§ The exercise: Give the count of lines in the data that include "但不是唯一因素", with no other words.

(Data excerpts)
________________________________________
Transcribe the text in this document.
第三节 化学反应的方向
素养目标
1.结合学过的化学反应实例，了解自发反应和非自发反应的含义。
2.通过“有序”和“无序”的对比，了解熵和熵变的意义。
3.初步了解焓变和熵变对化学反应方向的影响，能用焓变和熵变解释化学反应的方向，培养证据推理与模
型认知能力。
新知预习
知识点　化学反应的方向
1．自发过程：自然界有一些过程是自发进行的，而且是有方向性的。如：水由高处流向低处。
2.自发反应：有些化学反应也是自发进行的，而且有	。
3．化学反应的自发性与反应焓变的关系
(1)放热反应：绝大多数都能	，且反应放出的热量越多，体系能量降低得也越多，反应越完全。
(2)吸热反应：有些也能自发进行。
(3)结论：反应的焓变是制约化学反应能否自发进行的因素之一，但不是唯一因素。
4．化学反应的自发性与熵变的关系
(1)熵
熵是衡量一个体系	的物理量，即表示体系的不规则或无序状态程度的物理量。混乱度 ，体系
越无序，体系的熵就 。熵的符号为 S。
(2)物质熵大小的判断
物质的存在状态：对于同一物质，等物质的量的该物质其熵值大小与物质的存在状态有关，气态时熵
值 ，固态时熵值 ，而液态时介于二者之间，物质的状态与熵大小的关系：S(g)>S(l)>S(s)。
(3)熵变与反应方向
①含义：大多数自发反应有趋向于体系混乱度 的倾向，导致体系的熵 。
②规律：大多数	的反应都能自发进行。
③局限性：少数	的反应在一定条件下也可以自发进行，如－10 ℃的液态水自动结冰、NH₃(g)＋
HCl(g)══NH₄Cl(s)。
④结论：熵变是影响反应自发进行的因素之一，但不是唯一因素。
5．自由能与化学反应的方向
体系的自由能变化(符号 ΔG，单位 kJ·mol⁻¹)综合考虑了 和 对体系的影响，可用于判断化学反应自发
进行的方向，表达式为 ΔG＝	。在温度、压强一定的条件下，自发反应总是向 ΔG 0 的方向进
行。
________________________________________
§ Correct result: 2